La question semble mal posée
jl d'André - 2007-11-21 13:45:31
La question semble mal posée
Si on la formule ainsi : "Quand faut-il vouvoyer Dieu et quand peut-on le tutoyer ?", la réponse paraît plus simple.
La question est spécifique à chaque langue. En latin, il n'y a pas de vouvoiement et on tutoie tout le monde. En anglais, au contraire, on vouvoie tout le monde pour ne tutoyer que Dieu.
En français, le vouvoiement apporte une nuance de respect, de déférence, mais aussi d'éloignement, de maintien à distance. Le tutoiement, au contraire apporte une nuance de familiarité, dans les deux sens du mot, c'est à dire aussi bien plus grande intimité que une certaine grossièreté.
La difficulté est que Dieu est à la fois très éloigné, très au dessus de nous, mais qu'en même temps, il nous élève par sa grâce à une grande intimité avec lui.
Donc lorsque l'accent est plutôt mis sur la majesté divine et sur le respect et l'adoration que nous lui devons, le vouvoiement s'impose. C'est notamment le cas dans tous les actes de la liturgie, prière publique de l'Église. Et il est tout particulièrement scandaleux d'avoir voulu imposer le tutoiement jusque dans la "traduction" de la sainte messe qui est l'acte liturgique par excellence.
En revanche, dans certaines prières privées, il est parfaitement légitime que l'âme manifeste par le tutoiement, l'intimité avec Dieu auquel sa grâce l'a élevée. Ste Thérèse de l'enfant Jésus pouvait tutoyer Notre Seigneur dans sa prière privée et bien d'autres mystiques faisaient de même, mais ils ne se seraient jamais permis d'introduire ce même tutoiement dans la liturgie.
Tout cela pour dire que notre légitime opposition au tutoiement dans la liturgie ne doit pas nous amener à corriger certaines prières scoutes ou cantiques populaires.
^^^^
Recopiez intégralement le texte sur le vouvoiement et le tutoiement de Dieu, sans rien y changer. Ces enregistrements n'ont aucun lien avec le texte.

Enregistrements d'un jeu de données:
^^^^
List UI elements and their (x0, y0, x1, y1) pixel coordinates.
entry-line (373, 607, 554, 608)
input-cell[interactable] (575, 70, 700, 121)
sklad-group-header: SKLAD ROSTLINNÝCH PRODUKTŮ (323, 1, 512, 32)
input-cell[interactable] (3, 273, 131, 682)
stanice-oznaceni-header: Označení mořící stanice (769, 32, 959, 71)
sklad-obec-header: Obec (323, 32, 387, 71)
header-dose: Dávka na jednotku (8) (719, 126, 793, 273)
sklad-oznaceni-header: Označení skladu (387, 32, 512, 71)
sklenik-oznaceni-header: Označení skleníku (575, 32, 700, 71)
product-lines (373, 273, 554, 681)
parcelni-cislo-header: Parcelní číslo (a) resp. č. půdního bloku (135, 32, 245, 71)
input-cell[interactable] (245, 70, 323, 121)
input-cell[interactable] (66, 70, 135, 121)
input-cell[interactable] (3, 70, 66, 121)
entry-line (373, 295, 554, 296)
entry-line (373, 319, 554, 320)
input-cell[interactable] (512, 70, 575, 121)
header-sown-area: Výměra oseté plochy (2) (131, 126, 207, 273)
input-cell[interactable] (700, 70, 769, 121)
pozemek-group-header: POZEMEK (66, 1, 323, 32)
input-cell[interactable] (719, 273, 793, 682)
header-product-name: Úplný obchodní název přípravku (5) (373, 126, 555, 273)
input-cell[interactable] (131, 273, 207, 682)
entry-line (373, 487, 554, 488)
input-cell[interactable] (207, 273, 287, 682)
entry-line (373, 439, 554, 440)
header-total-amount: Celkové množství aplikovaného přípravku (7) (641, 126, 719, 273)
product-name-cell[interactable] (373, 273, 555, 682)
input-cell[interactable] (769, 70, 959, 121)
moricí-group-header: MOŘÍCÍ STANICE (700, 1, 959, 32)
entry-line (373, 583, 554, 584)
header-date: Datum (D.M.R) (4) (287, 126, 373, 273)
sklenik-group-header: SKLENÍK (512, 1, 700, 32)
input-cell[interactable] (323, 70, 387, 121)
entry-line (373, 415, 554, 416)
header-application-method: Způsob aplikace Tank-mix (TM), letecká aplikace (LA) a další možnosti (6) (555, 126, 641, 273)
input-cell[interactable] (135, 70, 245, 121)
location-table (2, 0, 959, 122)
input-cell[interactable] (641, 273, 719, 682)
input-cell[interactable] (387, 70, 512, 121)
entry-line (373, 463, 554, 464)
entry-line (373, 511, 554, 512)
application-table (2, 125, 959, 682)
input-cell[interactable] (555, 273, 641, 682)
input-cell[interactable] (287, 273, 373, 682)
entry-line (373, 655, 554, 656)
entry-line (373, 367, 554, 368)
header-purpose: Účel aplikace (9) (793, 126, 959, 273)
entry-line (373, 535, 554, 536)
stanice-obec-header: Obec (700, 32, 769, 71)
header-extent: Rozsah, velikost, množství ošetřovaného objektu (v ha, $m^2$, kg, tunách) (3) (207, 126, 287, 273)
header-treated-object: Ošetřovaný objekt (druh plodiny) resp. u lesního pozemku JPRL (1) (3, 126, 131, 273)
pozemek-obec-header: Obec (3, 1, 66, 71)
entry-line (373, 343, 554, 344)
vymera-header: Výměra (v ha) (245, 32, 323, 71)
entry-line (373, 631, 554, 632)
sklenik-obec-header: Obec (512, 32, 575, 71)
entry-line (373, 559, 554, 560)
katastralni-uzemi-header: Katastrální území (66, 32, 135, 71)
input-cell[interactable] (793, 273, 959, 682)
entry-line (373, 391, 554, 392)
^^^^
- RÉPONSE
La question semble mal posée
jl d'André - 2007-11-21 13:45:31
La question semble mal posée
Si on la formule ainsi : "Quand faut-il vouvoyer Dieu et quand peut-on le tutoyer ?", la réponse paraît plus simple.
La question est spécifique à chaque langue. En latin, il n'y a pas de vouvoiement et on tutoie tout le monde. En anglais, au contraire, on vouvoie tout le monde pour ne tutoyer que Dieu.
En français, le vouvoiement apporte une nuance de respect, de déférence, mais aussi d'éloignement, de maintien à distance. Le tutoiement, au contraire apporte une nuance de familiarité, dans les deux sens du mot, c'est à dire aussi bien plus grande intimité que une certaine grossièreté.
La difficulté est que Dieu est à la fois très éloigné, très au dessus de nous, mais qu'en même temps, il nous élève par sa grâce à une grande intimité avec lui.
Donc lorsque l'accent est plutôt mis sur la majesté divine et sur le respect et l'adoration que nous lui devons, le vouvoiement s'impose. C'est notamment le cas dans tous les actes de la liturgie, prière publique de l'Église. Et il est tout particulièrement scandaleux d'avoir voulu imposer le tutoiement jusque dans la "traduction" de la sainte messe qui est l'acte liturgique par excellence.
En revanche, dans certaines prières privées, il est parfaitement légitime que l'âme manifeste par le tutoiement, l'intimité avec Dieu auquel sa grâce l'a élevée. Ste Thérèse de l'enfant Jésus pouvait tutoyer Notre Seigneur dans sa prière privée et bien d'autres mystiques faisaient de même, mais ils ne se seraient jamais permis d'introduire ce même tutoiement dans la liturgie.
Tout cela pour dire que notre légitime opposition au tutoiement dans la liturgie ne doit pas nous amener à corriger certaines prières scoutes ou cantiques populaires.